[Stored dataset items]
+--
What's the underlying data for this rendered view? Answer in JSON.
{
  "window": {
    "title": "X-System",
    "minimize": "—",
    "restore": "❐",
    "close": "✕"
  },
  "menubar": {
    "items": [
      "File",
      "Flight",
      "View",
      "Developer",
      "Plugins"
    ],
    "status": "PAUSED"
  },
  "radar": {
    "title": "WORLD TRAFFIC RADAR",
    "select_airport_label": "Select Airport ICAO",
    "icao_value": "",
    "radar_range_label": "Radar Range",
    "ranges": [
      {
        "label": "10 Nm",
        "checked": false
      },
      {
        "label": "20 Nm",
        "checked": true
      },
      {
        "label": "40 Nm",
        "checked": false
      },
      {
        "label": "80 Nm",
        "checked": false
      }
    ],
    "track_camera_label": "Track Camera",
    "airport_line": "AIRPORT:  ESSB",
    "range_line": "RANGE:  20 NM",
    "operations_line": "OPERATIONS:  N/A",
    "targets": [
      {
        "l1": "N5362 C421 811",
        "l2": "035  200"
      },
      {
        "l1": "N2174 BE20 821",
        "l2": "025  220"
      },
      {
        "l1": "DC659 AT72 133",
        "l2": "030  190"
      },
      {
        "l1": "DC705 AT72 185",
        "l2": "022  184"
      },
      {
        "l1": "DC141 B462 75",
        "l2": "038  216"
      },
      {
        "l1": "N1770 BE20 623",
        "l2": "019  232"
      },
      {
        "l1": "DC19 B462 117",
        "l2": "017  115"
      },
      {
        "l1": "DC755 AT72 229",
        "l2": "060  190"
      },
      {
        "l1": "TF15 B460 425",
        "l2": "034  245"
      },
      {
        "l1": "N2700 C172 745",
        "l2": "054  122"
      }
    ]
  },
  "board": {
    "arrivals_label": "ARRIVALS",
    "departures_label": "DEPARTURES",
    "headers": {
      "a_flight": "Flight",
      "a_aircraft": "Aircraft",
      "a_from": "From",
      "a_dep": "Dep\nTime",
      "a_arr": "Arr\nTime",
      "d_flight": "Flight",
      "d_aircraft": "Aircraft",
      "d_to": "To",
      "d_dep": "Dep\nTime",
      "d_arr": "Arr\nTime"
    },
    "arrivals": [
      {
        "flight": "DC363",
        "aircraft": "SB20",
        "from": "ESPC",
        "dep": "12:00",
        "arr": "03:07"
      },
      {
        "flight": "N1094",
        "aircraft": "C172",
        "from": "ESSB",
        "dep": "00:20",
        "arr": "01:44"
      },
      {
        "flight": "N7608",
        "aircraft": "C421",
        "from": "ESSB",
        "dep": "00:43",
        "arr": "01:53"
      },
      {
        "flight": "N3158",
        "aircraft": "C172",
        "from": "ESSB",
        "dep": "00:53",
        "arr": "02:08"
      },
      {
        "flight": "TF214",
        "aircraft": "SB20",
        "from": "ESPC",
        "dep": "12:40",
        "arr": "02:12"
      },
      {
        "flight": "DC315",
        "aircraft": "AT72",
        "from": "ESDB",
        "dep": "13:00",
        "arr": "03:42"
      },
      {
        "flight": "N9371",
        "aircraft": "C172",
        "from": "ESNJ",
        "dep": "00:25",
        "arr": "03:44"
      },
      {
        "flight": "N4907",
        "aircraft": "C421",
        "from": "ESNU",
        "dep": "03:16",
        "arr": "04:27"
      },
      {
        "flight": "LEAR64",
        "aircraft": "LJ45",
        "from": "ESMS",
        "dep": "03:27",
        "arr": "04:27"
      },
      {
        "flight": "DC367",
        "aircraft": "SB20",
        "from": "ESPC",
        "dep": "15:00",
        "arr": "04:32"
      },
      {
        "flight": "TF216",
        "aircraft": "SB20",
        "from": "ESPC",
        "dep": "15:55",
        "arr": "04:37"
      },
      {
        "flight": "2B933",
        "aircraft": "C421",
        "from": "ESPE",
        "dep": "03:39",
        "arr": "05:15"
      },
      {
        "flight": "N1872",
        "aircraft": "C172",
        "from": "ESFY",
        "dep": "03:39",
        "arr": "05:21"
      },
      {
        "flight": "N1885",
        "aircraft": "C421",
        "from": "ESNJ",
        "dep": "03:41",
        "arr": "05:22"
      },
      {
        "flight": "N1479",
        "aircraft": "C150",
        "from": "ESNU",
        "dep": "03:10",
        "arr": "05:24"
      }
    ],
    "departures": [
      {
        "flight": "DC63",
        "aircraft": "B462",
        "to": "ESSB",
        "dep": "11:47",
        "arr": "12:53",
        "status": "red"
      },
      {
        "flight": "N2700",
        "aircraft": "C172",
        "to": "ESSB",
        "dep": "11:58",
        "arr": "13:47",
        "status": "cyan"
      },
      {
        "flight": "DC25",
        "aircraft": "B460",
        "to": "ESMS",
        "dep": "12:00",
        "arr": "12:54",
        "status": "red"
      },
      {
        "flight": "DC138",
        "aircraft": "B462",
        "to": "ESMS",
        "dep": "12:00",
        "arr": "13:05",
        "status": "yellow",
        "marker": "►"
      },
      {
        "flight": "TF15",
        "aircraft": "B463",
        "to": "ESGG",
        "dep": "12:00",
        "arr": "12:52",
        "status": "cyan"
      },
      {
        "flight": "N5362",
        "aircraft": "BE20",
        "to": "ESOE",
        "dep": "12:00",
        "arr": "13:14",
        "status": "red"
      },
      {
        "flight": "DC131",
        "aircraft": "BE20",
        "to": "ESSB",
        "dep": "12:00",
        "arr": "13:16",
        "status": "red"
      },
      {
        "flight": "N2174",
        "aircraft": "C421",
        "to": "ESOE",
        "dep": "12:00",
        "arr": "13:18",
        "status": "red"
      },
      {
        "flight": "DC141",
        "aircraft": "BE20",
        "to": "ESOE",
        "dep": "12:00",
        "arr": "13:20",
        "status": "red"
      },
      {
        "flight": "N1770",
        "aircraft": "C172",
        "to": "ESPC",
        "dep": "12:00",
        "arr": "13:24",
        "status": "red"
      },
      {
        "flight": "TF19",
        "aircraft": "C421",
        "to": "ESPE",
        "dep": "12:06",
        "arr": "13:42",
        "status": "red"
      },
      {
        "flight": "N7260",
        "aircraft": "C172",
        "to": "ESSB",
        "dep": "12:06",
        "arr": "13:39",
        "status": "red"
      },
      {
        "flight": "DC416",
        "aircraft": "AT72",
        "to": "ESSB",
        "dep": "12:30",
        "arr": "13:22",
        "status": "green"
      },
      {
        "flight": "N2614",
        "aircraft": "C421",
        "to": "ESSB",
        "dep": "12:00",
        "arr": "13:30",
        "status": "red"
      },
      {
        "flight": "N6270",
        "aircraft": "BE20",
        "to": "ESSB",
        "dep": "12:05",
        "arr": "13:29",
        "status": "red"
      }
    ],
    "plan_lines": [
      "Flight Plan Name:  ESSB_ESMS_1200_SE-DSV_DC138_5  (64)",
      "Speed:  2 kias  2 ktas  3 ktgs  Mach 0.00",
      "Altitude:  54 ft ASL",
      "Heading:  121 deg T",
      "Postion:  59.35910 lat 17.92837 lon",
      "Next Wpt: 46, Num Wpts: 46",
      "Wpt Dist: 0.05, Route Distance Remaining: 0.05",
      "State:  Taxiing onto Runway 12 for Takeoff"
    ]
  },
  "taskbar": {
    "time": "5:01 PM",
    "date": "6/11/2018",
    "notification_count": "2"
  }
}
+--
To do. Here, the records must be output exactly and in full.

The reply.
What's the underlying data for this rendered view? Answer in JSON.
{
  "window": {
    "title": "X-System",
    "minimize": "—",
    "restore": "❐",
    "close": "✕"
  },
  "menubar": {
    "items": [
      "File",
      "Flight",
      "View",
      "Developer",
      "Plugins"
    ],
    "status": "PAUSED"
  },
  "radar": {
    "title": "WORLD TRAFFIC RADAR",
    "select_airport_label": "Select Airport ICAO",
    "icao_value": "",
    "radar_range_label": "Radar Range",
    "ranges": [
      {
        "label": "10 Nm",
        "checked": false
      },
      {
        "label": "20 Nm",
        "checked": true
      },
      {
        "label": "40 Nm",
        "checked": false
      },
      {
        "label": "80 Nm",
        "checked": false
      }
    ],
    "track_camera_label": "Track Camera",
    "airport_line": "AIRPORT:  ESSB",
    "range_line": "RANGE:  20 NM",
    "operations_line": "OPERATIONS:  N/A",
    "targets": [
      {
        "l1": "N5362 C421 811",
        "l2": "035  200"
      },
      {
        "l1": "N2174 BE20 821",
        "l2": "025  220"
      },
      {
        "l1": "DC659 AT72 133",
        "l2": "030  190"
      },
      {
        "l1": "DC705 AT72 185",
        "l2": "022  184"
      },
      {
        "l1": "DC141 B462 75",
        "l2": "038  216"
      },
      {
        "l1": "N1770 BE20 623",
        "l2": "019  232"
      },
      {
        "l1": "DC19 B462 117",
        "l2": "017  115"
      },
      {
        "l1": "DC755 AT72 229",
        "l2": "060  190"
      },
      {
        "l1": "TF15 B460 425",
        "l2": "034  245"
      },
      {
        "l1": "N2700 C172 745",
        "l2": "054  122"
      }
    ]
  },
  "board": {
    "arrivals_label": "ARRIVALS",
    "departures_label": "DEPARTURES",
    "headers": {
      "a_flight": "Flight",
      "a_aircraft": "Aircraft",
      "a_from": "From",
      "a_dep": "Dep\nTime",
      "a_arr": "Arr\nTime",
      "d_flight": "Flight",
      "d_aircraft": "Aircraft",
      "d_to": "To",
      "d_dep": "Dep\nTime",
      "d_arr": "Arr\nTime"
    },
    "arrivals": [
      {
        "flight": "DC363",
        "aircraft": "SB20",
        "from": "ESPC",
        "dep": "12:00",
        "arr": "03:07"
      },
      {
        "flight": "N1094",
        "aircraft": "C172",
        "from": "ESSB",
        "dep": "00:20",
        "arr": "01:44"
      },
      {
        "flight": "N7608",
        "aircraft": "C421",
        "from": "ESSB",
        "dep": "00:43",
        "arr": "01:53"
      },
      {
        "flight": "N3158",
        "aircraft": "C172",
        "from": "ESSB",
        "dep": "00:53",
        "arr": "02:08"
      },
      {
        "flight": "TF214",
        "aircraft": "SB20",
        "from": "ESPC",
        "dep": "12:40",
        "arr": "02:12"
      },
      {
        "flight": "DC315",
        "aircraft": "AT72",
        "from": "ESDB",
        "dep": "13:00",
        "arr": "03:42"
      },
      {
        "flight": "N9371",
        "aircraft": "C172",
        "from": "ESNJ",
        "dep": "00:25",
        "arr": "03:44"
      },
      {
        "flight": "N4907",
        "aircraft": "C421",
        "from": "ESNU",
        "dep": "03:16",
        "arr": "04:27"
      },
      {
        "flight": "LEAR64",
        "aircraft": "LJ45",
        "from": "ESMS",
        "dep": "03:27",
        "arr": "04:27"
      },
      {
        "flight": "DC367",
        "aircraft": "SB20",
        "from": "ESPC",
        "dep": "15:00",
        "arr": "04:32"
      },
      {
        "flight": "TF216",
        "aircraft": "SB20",
        "from": "ESPC",
        "dep": "15:55",
        "arr": "04:37"
      },
      {
        "flight": "2B933",
        "aircraft": "C421",
        "from": "ESPE",
        "dep": "03:39",
        "arr": "05:15"
      },
      {
        "flight": "N1872",
        "aircraft": "C172",
        "from": "ESFY",
        "dep": "03:39",
        "arr": "05:21"
      },
      {
        "flight": "N1885",
        "aircraft": "C421",
        "from": "ESNJ",
        "dep": "03:41",
        "arr": "05:22"
      },
      {
        "flight": "N1479",
        "aircraft": "C150",
        "from": "ESNU",
        "dep": "03:10",
        "arr": "05:24"
      }
    ],
    "departures": [
      {
        "flight": "DC63",
        "aircraft": "B462",
        "to": "ESSB",
        "dep": "11:47",
        "arr": "12:53",
        "status": "red"
      },
      {
        "flight": "N2700",
        "aircraft": "C172",
        "to": "ESSB",
        "dep": "11:58",
        "arr": "13:47",
        "status": "cyan"
      },
      {
        "flight": "DC25",
        "aircraft": "B460",
        "to": "ESMS",
        "dep": "12:00",
        "arr": "12:54",
        "status": "red"
      },
      {
        "flight": "DC138",
        "aircraft": "B462",
        "to": "ESMS",
        "dep": "12:00",
        "arr": "13:05",
        "status": "yellow",
        "marker": "►"
      },
      {
        "flight": "TF15",
        "aircraft": "B463",
        "to": "ESGG",
        "dep": "12:00",
        "arr": "12:52",
        "status": "cyan"
      },
      {
        "flight": "N5362",
        "aircraft": "BE20",
        "to": "ESOE",
        "dep": "12:00",
        "arr": "13:14",
        "status": "red"
      },
      {
        "flight": "DC131",
        "aircraft": "BE20",
        "to": "ESSB",
        "dep": "12:00",
        "arr": "13:16",
        "status": "red"
      },
      {
        "flight": "N2174",
        "aircraft": "C421",
        "to": "ESOE",
        "dep": "12:00",
        "arr": "13:18",
        "status": "red"
      },
      {
        "flight": "DC141",
        "aircraft": "BE20",
        "to": "ESOE",
        "dep": "12:00",
        "arr": "13:20",
        "status": "red"
      },
      {
        "flight": "N1770",
        "aircraft": "C172",
        "to": "ESPC",
        "dep": "12:00",
        "arr": "13:24",
        "status": "red"
      },
      {
        "flight": "TF19",
        "aircraft": "C421",
        "to": "ESPE",
        "dep": "12:06",
        "arr": "13:42",
        "status": "red"
      },
      {
        "flight": "N7260",
        "aircraft": "C172",
        "to": "ESSB",
        "dep": "12:06",
        "arr": "13:39",
        "status": "red"
      },
      {
        "flight": "DC416",
        "aircraft": "AT72",
        "to": "ESSB",
        "dep": "12:30",
        "arr": "13:22",
        "status": "green"
      },
      {
        "flight": "N2614",
        "aircraft": "C421",
        "to": "ESSB",
        "dep": "12:00",
        "arr": "13:30",
        "status": "red"
      },
      {
        "flight": "N6270",
        "aircraft": "BE20",
        "to": "ESSB",
        "dep": "12:05",
        "arr": "13:29",
        "status": "red"
      }
    ],
    "plan_lines": [
      "Flight Plan Name:  ESSB_ESMS_1200_SE-DSV_DC138_5  (64)",
      "Speed:  2 kias  2 ktas  3 ktgs  Mach 0.00",
      "Altitude:  54 ft ASL",
      "Heading:  121 deg T",
      "Postion:  59.35910 lat 17.92837 lon",
      "Next Wpt: 46, Num Wpts: 46",
      "Wpt Dist: 0.05, Route Distance Remaining: 0.05",
      "State:  Taxiing onto Runway 12 for Takeoff"
    ]
  },
  "taskbar": {
    "time": "5:01 PM",
    "date": "6/11/2018",
    "notification_count": "2"
  }
}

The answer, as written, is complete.